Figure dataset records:
==================================================
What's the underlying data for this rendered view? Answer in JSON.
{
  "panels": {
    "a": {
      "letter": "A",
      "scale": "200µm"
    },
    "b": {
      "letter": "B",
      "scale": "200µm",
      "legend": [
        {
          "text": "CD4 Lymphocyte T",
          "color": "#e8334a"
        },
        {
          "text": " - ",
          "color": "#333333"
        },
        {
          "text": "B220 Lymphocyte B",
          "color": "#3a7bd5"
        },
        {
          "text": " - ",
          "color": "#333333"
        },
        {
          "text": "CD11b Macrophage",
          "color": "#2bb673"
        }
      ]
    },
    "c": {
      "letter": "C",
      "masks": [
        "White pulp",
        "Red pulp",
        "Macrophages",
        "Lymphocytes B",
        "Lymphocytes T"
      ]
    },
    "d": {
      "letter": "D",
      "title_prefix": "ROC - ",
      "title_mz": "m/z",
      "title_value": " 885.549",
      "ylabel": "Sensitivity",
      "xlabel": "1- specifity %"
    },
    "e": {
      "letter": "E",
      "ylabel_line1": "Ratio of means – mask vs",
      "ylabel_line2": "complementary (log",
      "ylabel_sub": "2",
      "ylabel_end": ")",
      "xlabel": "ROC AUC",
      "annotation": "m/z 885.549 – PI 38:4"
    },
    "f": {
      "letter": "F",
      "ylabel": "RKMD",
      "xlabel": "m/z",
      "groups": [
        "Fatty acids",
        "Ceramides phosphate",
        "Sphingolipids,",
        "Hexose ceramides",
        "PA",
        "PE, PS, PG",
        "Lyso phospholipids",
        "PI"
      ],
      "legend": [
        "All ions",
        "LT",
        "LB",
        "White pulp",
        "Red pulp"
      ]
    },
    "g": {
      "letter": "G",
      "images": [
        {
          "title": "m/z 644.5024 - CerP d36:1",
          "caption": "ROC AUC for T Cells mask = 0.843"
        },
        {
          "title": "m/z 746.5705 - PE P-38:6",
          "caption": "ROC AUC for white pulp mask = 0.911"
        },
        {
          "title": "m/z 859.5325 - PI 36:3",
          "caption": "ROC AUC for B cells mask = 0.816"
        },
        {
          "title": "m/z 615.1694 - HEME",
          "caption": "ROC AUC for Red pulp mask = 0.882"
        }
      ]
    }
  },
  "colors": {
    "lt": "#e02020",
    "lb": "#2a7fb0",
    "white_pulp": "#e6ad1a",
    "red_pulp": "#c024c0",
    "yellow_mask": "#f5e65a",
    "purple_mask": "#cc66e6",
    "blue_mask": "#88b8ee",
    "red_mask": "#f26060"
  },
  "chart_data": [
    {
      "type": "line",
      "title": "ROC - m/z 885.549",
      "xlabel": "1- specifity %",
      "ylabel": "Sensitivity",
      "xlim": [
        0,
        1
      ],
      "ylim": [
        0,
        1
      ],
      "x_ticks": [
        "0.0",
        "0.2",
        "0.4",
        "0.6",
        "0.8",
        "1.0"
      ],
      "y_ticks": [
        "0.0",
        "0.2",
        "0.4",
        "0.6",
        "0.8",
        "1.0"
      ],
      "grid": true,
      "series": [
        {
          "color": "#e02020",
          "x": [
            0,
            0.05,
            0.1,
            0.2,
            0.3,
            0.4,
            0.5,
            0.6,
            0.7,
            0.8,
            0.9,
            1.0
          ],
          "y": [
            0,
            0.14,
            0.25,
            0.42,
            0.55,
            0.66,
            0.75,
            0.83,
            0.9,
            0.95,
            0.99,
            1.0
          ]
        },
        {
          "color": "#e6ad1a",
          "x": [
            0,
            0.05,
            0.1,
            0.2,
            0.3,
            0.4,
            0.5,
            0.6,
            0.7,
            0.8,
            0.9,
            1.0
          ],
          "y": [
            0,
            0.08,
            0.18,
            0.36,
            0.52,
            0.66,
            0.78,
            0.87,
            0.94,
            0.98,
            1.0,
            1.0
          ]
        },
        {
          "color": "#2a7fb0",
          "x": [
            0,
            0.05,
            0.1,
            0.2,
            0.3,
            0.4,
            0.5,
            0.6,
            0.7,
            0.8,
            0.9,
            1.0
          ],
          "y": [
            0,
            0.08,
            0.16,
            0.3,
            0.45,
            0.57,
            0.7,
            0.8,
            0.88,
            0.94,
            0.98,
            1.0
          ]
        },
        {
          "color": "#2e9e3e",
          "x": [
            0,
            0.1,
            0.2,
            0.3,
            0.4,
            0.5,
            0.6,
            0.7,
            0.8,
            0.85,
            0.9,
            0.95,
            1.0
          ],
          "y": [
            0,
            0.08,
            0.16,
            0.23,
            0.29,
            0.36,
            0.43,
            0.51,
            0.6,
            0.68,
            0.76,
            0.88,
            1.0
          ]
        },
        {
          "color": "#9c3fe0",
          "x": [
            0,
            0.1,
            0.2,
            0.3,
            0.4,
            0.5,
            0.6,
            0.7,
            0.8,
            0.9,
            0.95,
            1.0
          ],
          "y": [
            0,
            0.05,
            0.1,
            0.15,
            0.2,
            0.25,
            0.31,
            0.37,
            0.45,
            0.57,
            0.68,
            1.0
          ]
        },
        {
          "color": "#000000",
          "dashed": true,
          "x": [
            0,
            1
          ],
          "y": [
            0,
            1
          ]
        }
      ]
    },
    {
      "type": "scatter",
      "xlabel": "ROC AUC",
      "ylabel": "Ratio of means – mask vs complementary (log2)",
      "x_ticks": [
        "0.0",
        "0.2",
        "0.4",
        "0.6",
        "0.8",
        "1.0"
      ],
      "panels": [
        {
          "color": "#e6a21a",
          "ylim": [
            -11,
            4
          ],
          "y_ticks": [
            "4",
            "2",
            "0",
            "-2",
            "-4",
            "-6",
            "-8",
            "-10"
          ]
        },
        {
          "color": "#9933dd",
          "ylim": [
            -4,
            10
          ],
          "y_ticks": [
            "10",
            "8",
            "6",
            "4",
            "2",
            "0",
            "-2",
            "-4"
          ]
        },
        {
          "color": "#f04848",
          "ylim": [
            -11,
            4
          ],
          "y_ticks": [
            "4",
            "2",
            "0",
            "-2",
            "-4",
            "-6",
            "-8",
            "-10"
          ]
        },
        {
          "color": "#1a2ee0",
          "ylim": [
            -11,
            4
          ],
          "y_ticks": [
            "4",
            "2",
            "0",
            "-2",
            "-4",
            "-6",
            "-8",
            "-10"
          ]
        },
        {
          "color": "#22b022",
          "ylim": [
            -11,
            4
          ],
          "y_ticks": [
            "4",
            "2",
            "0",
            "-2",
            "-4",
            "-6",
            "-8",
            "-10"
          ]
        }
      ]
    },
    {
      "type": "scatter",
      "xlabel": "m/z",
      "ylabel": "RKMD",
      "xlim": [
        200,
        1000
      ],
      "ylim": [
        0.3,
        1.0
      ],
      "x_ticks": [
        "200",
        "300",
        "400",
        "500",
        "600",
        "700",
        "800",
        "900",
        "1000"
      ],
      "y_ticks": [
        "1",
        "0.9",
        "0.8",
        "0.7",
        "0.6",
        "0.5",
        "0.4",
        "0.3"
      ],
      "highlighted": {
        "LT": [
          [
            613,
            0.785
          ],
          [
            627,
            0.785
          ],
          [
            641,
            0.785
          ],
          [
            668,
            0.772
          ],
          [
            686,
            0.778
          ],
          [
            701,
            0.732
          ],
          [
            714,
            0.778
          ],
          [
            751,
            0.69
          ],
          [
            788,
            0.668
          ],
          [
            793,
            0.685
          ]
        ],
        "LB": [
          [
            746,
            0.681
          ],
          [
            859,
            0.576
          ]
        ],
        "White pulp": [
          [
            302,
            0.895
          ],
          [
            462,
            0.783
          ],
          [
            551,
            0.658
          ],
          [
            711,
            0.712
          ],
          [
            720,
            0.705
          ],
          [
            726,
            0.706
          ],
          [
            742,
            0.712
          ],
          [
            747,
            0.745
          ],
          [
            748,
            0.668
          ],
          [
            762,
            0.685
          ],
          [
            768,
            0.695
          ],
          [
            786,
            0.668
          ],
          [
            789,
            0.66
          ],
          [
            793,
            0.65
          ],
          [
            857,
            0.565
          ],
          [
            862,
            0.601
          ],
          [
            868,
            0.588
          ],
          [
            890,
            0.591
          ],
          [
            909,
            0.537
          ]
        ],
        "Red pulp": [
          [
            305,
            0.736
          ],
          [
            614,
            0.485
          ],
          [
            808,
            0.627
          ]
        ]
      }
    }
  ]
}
==================================================
Task goal
State the number of lines in the records that include the string "text", without any other words.

Task response
5